> _Instructions for the task_:
Quote the records below in full, exactly as given, with the images taken out.

[Items from a dataset]
— Begin —
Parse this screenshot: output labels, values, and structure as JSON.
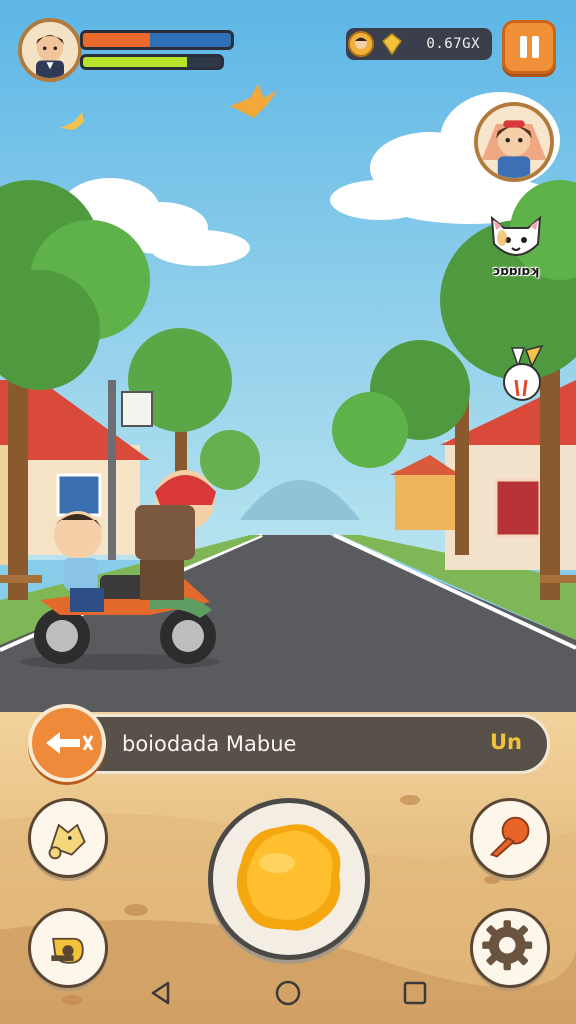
{
  "hud": {
    "player_avatar": "boy-portrait-icon",
    "health_bar": {
      "level": 0.45,
      "color": "#ea6a2c",
      "rest_color": "#2f6fb8"
    },
    "energy_bar": {
      "level": 0.75,
      "color": "#b7e32a",
      "rest_color": "#2a2f3a"
    },
    "currency": {
      "coin_icon": "coin-face-icon",
      "gem_icon": "gem-icon",
      "amount": "0.67GX"
    },
    "pause_icon": "pause-icon"
  },
  "side_panel": {
    "friend_avatar": "girl-portrait-icon",
    "cat_badge_icon": "cat-face-icon",
    "cat_label": "ɔɒɒıɒʞ",
    "bunny_badge_icon": "bunny-icon"
  },
  "banner": {
    "button_icon": "arrow-left-icon",
    "location_text": "boiodada Mabue",
    "tag_text": "Un"
  },
  "controls": {
    "left_top_icon": "fox-mask-icon",
    "left_bottom_icon": "whistle-icon",
    "center_icon": "action-orb-icon",
    "right_top_icon": "ice-cream-icon",
    "right_bottom_icon": "gear-icon"
  },
  "nav": {
    "back_icon": "back-triangle-icon",
    "home_icon": "home-circle-icon",
    "recents_icon": "recents-square-icon"
  },
  "colors": {
    "sky": "#87cdea",
    "road": "#5a5b5e",
    "ground": "#e9c28a",
    "accent_orange": "#ef8a3a"
  }
}
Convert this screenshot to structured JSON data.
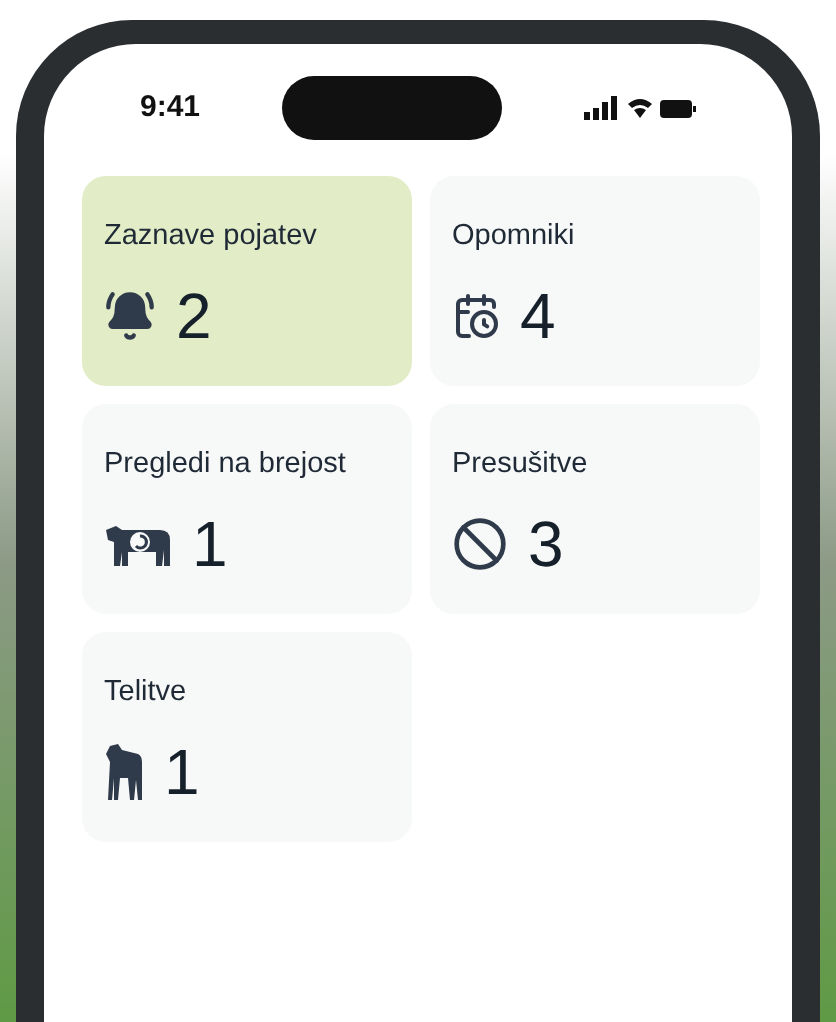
{
  "status_bar": {
    "time": "9:41"
  },
  "cards": [
    {
      "kind": "bell",
      "title": "Zaznave pojatev",
      "count": "2",
      "selected": true
    },
    {
      "kind": "calendar",
      "title": "Opomniki",
      "count": "4",
      "selected": false
    },
    {
      "kind": "cow",
      "title": "Pregledi na brejost",
      "count": "1",
      "selected": false
    },
    {
      "kind": "dry",
      "title": "Presušitve",
      "count": "3",
      "selected": false
    },
    {
      "kind": "calf",
      "title": "Telitve",
      "count": "1",
      "selected": false
    }
  ]
}
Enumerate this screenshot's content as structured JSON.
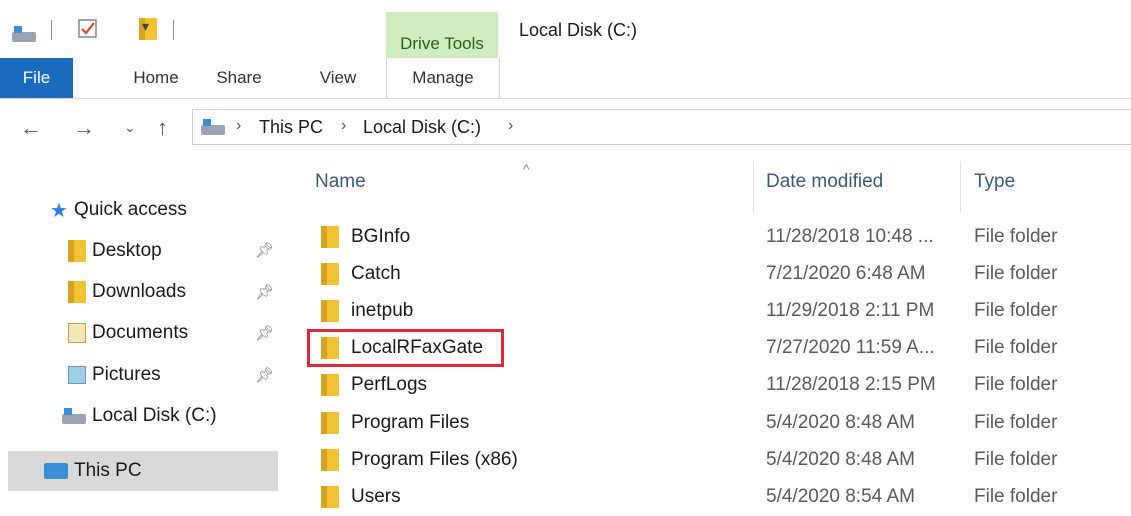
{
  "window": {
    "title": "Local Disk (C:)",
    "contextual_tab_group": "Drive Tools"
  },
  "quick_access_toolbar": {
    "icons": [
      "drive-icon",
      "properties-checkbox-icon",
      "new-folder-icon",
      "customize-dropdown-icon"
    ]
  },
  "ribbon": {
    "tabs": [
      "File",
      "Home",
      "Share",
      "View",
      "Manage"
    ],
    "active_tab": "File",
    "colors": {
      "file_tab": "#1a6bbf",
      "drive_tools": "#cfeec0"
    }
  },
  "address_bar": {
    "breadcrumbs": [
      "This PC",
      "Local Disk (C:)"
    ]
  },
  "nav_pane": {
    "quick_access_label": "Quick access",
    "items": [
      {
        "label": "Desktop",
        "icon": "desktop-folder-icon",
        "pinned": true
      },
      {
        "label": "Downloads",
        "icon": "downloads-folder-icon",
        "pinned": true
      },
      {
        "label": "Documents",
        "icon": "documents-folder-icon",
        "pinned": true
      },
      {
        "label": "Pictures",
        "icon": "pictures-folder-icon",
        "pinned": true
      },
      {
        "label": "Local Disk (C:)",
        "icon": "drive-icon",
        "pinned": false
      }
    ],
    "this_pc_label": "This PC",
    "selected": "This PC"
  },
  "file_list": {
    "columns": [
      "Name",
      "Date modified",
      "Type"
    ],
    "sort_column": "Name",
    "rows": [
      {
        "name": "BGInfo",
        "date": "11/28/2018 10:48 ...",
        "type": "File folder"
      },
      {
        "name": "Catch",
        "date": "7/21/2020 6:48 AM",
        "type": "File folder"
      },
      {
        "name": "inetpub",
        "date": "11/29/2018 2:11 PM",
        "type": "File folder"
      },
      {
        "name": "LocalRFaxGate",
        "date": "7/27/2020 11:59 A...",
        "type": "File folder",
        "highlighted": true
      },
      {
        "name": "PerfLogs",
        "date": "11/28/2018 2:15 PM",
        "type": "File folder"
      },
      {
        "name": "Program Files",
        "date": "5/4/2020 8:48 AM",
        "type": "File folder"
      },
      {
        "name": "Program Files (x86)",
        "date": "5/4/2020 8:48 AM",
        "type": "File folder"
      },
      {
        "name": "Users",
        "date": "5/4/2020 8:54 AM",
        "type": "File folder"
      }
    ],
    "highlight_color": "#e0283a"
  }
}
— End —
> _Expected output_:
Parse this screenshot: output labels, values, and structure as JSON.
{
  "hud": {
    "player_avatar": "boy-portrait-icon",
    "health_bar": {
      "level": 0.45,
      "color": "#ea6a2c",
      "rest_color": "#2f6fb8"
    },
    "energy_bar": {
      "level": 0.75,
      "color": "#b7e32a",
      "rest_color": "#2a2f3a"
    },
    "currency": {
      "coin_icon": "coin-face-icon",
      "gem_icon": "gem-icon",
      "amount": "0.67GX"
    },
    "pause_icon": "pause-icon"
  },
  "side_panel": {
    "friend_avatar": "girl-portrait-icon",
    "cat_badge_icon": "cat-face-icon",
    "cat_label": "ɔɒɒıɒʞ",
    "bunny_badge_icon": "bunny-icon"
  },
  "banner": {
    "button_icon": "arrow-left-icon",
    "location_text": "boiodada Mabue",
    "tag_text": "Un"
  },
  "controls": {
    "left_top_icon": "fox-mask-icon",
    "left_bottom_icon": "whistle-icon",
    "center_icon": "action-orb-icon",
    "right_top_icon": "ice-cream-icon",
    "right_bottom_icon": "gear-icon"
  },
  "nav": {
    "back_icon": "back-triangle-icon",
    "home_icon": "home-circle-icon",
    "recents_icon": "recents-square-icon"
  },
  "colors": {
    "sky": "#87cdea",
    "road": "#5a5b5e",
    "ground": "#e9c28a",
    "accent_orange": "#ef8a3a"
  }
}
Convert this screenshot to structured JSON data.
{
  "status_bar": {
    "time": "9:41"
  },
  "cards": [
    {
      "kind": "bell",
      "title": "Zaznave pojatev",
      "count": "2",
      "selected": true
    },
    {
      "kind": "calendar",
      "title": "Opomniki",
      "count": "4",
      "selected": false
    },
    {
      "kind": "cow",
      "title": "Pregledi na brejost",
      "count": "1",
      "selected": false
    },
    {
      "kind": "dry",
      "title": "Presušitve",
      "count": "3",
      "selected": false
    },
    {
      "kind": "calf",
      "title": "Telitve",
      "count": "1",
      "selected": false
    }
  ]
}
Enumerate this screenshot's content as structured JSON.
{
  "window": {
    "title": "Local Disk (C:)",
    "contextual_tab_group": "Drive Tools"
  },
  "quick_access_toolbar": {
    "icons": [
      "drive-icon",
      "properties-checkbox-icon",
      "new-folder-icon",
      "customize-dropdown-icon"
    ]
  },
  "ribbon": {
    "tabs": [
      "File",
      "Home",
      "Share",
      "View",
      "Manage"
    ],
    "active_tab": "File",
    "colors": {
      "file_tab": "#1a6bbf",
      "drive_tools": "#cfeec0"
    }
  },
  "address_bar": {
    "breadcrumbs": [
      "This PC",
      "Local Disk (C:)"
    ]
  },
  "nav_pane": {
    "quick_access_label": "Quick access",
    "items": [
      {
        "label": "Desktop",
        "icon": "desktop-folder-icon",
        "pinned": true
      },
      {
        "label": "Downloads",
        "icon": "downloads-folder-icon",
        "pinned": true
      },
      {
        "label": "Documents",
        "icon": "documents-folder-icon",
        "pinned": true
      },
      {
        "label": "Pictures",
        "icon": "pictures-folder-icon",
        "pinned": true
      },
      {
        "label": "Local Disk (C:)",
        "icon": "drive-icon",
        "pinned": false
      }
    ],
    "this_pc_label": "This PC",
    "selected": "This PC"
  },
  "file_list": {
    "columns": [
      "Name",
      "Date modified",
      "Type"
    ],
    "sort_column": "Name",
    "rows": [
      {
        "name": "BGInfo",
        "date": "11/28/2018 10:48 ...",
        "type": "File folder"
      },
      {
        "name": "Catch",
        "date": "7/21/2020 6:48 AM",
        "type": "File folder"
      },
      {
        "name": "inetpub",
        "date": "11/29/2018 2:11 PM",
        "type": "File folder"
      },
      {
        "name": "LocalRFaxGate",
        "date": "7/27/2020 11:59 A...",
        "type": "File folder",
        "highlighted": true
      },
      {
        "name": "PerfLogs",
        "date": "11/28/2018 2:15 PM",
        "type": "File folder"
      },
      {
        "name": "Program Files",
        "date": "5/4/2020 8:48 AM",
        "type": "File folder"
      },
      {
        "name": "Program Files (x86)",
        "date": "5/4/2020 8:48 AM",
        "type": "File folder"
      },
      {
        "name": "Users",
        "date": "5/4/2020 8:54 AM",
        "type": "File folder"
      }
    ],
    "highlight_color": "#e0283a"
  }
}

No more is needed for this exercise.